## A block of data
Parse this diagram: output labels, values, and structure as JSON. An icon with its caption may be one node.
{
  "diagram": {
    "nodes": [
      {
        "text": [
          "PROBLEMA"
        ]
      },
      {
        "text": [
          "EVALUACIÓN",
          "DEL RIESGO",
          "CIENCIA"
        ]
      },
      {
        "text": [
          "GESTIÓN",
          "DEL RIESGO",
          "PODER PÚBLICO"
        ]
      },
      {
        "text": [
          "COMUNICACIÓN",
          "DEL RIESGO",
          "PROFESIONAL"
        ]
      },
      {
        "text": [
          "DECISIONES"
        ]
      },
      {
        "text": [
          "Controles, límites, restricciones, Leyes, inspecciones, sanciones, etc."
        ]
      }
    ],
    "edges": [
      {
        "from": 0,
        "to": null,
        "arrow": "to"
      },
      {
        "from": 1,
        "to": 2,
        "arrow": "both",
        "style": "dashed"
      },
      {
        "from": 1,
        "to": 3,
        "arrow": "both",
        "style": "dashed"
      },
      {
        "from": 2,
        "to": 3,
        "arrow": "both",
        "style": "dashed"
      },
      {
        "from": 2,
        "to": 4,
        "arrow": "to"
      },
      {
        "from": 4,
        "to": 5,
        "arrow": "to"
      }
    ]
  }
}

## Exercise details
Write out every line of the records exactly.

## The reply
Parse this diagram: output labels, values, and structure as JSON. An icon with its caption may be one node.
{
  "diagram": {
    "nodes": [
      {
        "text": [
          "PROBLEMA"
        ]
      },
      {
        "text": [
          "EVALUACIÓN",
          "DEL RIESGO",
          "CIENCIA"
        ]
      },
      {
        "text": [
          "GESTIÓN",
          "DEL RIESGO",
          "PODER PÚBLICO"
        ]
      },
      {
        "text": [
          "COMUNICACIÓN",
          "DEL RIESGO",
          "PROFESIONAL"
        ]
      },
      {
        "text": [
          "DECISIONES"
        ]
      },
      {
        "text": [
          "Controles, límites, restricciones, Leyes, inspecciones, sanciones, etc."
        ]
      }
    ],
    "edges": [
      {
        "from": 0,
        "to": null,
        "arrow": "to"
      },
      {
        "from": 1,
        "to": 2,
        "arrow": "both",
        "style": "dashed"
      },
      {
        "from": 1,
        "to": 3,
        "arrow": "both",
        "style": "dashed"
      },
      {
        "from": 2,
        "to": 3,
        "arrow": "both",
        "style": "dashed"
      },
      {
        "from": 2,
        "to": 4,
        "arrow": "to"
      },
      {
        "from": 4,
        "to": 5,
        "arrow": "to"
      }
    ]
  }
}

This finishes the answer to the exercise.